## Description of the task:
Show all lines from the data that include the word "meeting".
○ ○ ○ ○ ○ ○ ○
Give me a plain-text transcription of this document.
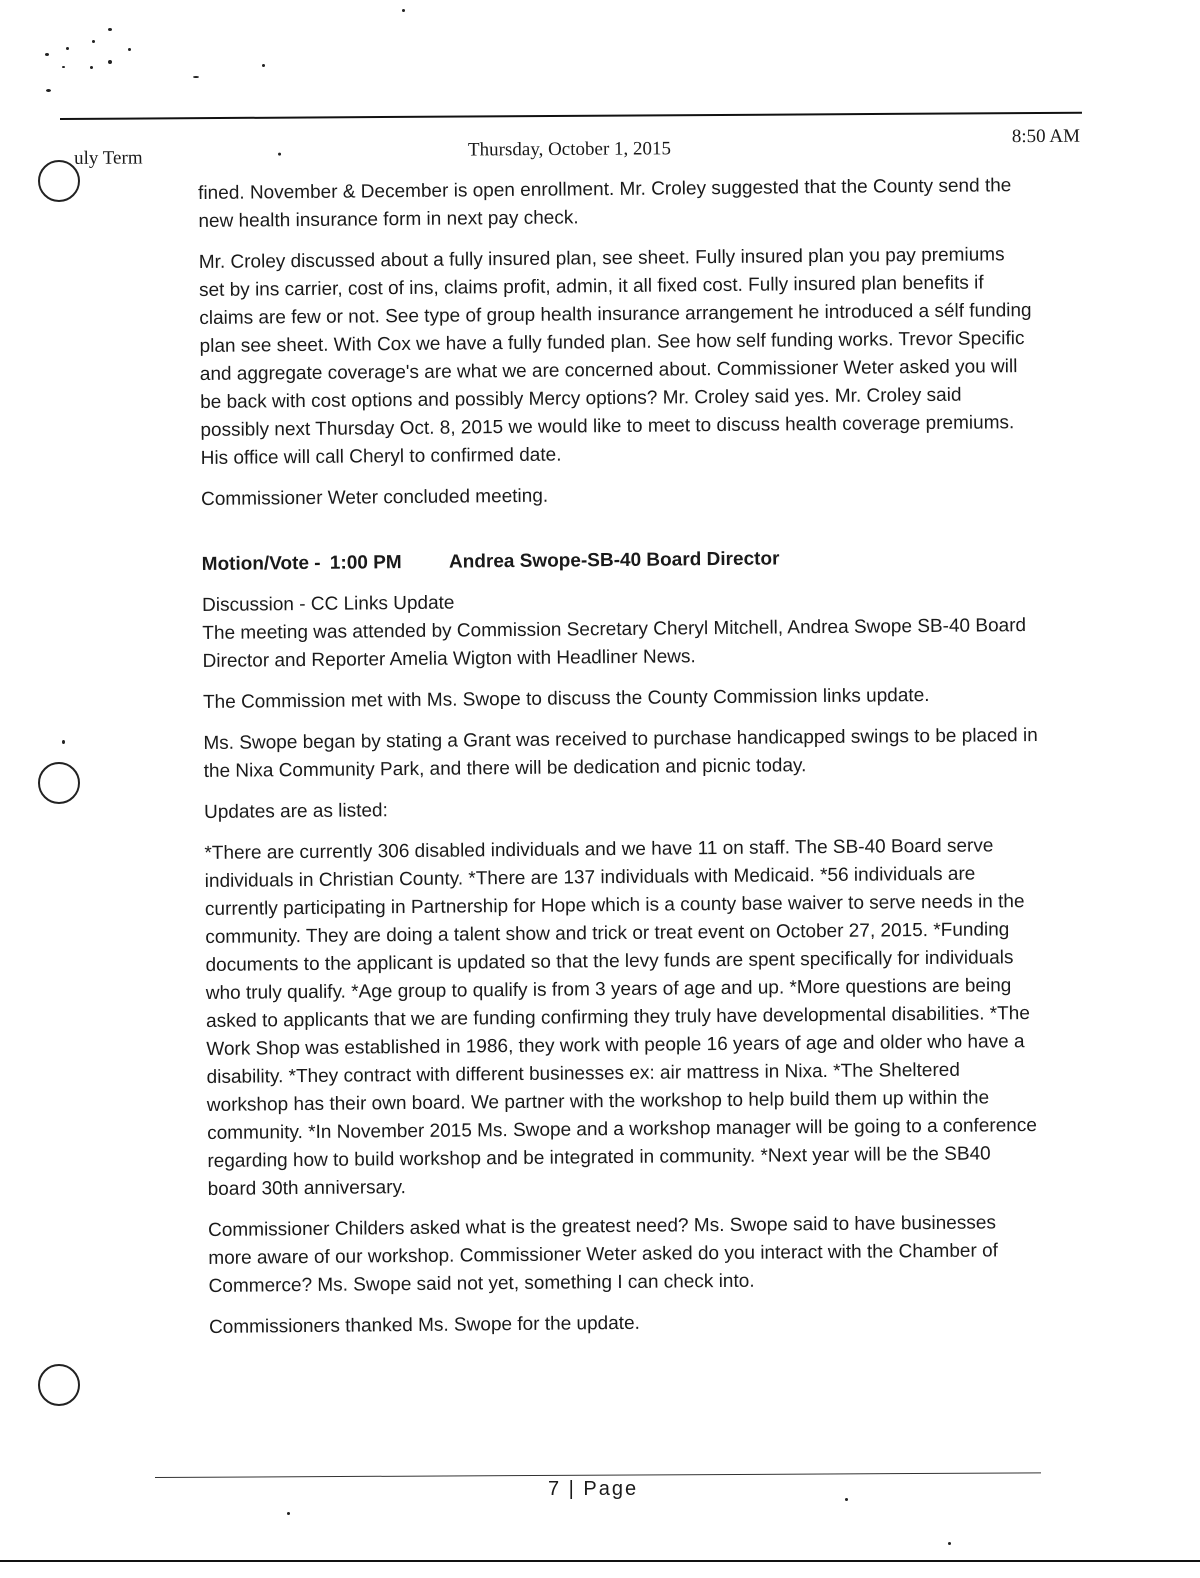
uly Term	Thursday, October 1, 2015
8:50 AM

fined. November & December is open enrollment. Mr. Croley suggested that the County send the new health insurance form in next pay check.

Mr. Croley discussed about a fully insured plan, see sheet. Fully insured plan you pay premiums set by ins carrier, cost of ins, claims profit, admin, it all fixed cost. Fully insured plan benefits if claims are few or not. See type of group health insurance arrangement he introduced a sélf funding plan see sheet. With Cox we have a fully funded plan. See how self funding works. Trevor Specific and aggregate coverage's are what we are concerned about. Commissioner Weter asked you will be back with cost options and possibly Mercy options? Mr. Croley said yes. Mr. Croley said possibly next Thursday Oct. 8, 2015 we would like to meet to discuss health coverage premiums. His office will call Cheryl to confirmed date.

Commissioner Weter concluded meeting.

Motion/Vote - 1:00 PM Andrea Swope-SB-40 Board Director

Discussion - CC Links Update

The meeting was attended by Commission Secretary Cheryl Mitchell, Andrea Swope SB-40 Board Director and Reporter Amelia Wigton with Headliner News.

The Commission met with Ms. Swope to discuss the County Commission links update.

Ms. Swope began by stating a Grant was received to purchase handicapped swings to be placed in the Nixa Community Park, and there will be dedication and picnic today.

Updates are as listed:

*There are currently 306 disabled individuals and we have 11 on staff. The SB-40 Board serve individuals in Christian County. *There are 137 individuals with Medicaid. *56 individuals are currently participating in Partnership for Hope which is a county base waiver to serve needs in the community. They are doing a talent show and trick or treat event on October 27, 2015. *Funding documents to the applicant is updated so that the levy funds are spent specifically for individuals who truly qualify. *Age group to qualify is from 3 years of age and up. *More questions are being asked to applicants that we are funding confirming they truly have developmental disabilities. *The Work Shop was established in 1986, they work with people 16 years of age and older who have a disability. *They contract with different businesses ex: air mattress in Nixa. *The Sheltered workshop has their own board. We partner with the workshop to help build them up within the community. *In November 2015 Ms. Swope and a workshop manager will be going to a conference regarding how to build workshop and be integrated in community. *Next year will be the SB40 board 30th anniversary.

Commissioner Childers asked what is the greatest need? Ms. Swope said to have businesses more aware of our workshop. Commissioner Weter asked do you interact with the Chamber of Commerce? Ms. Swope said not yet, something I can check into.

Commissioners thanked Ms. Swope for the update.

7 | Page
○ ○ ○ ○ ○ ○ ○
## Exercise answer:
Commissioner Weter concluded meeting.
The meeting was attended by Commission Secretary Cheryl Mitchell, Andrea Swope SB-40 Board Director and Reporter Amelia Wigton with Headliner News.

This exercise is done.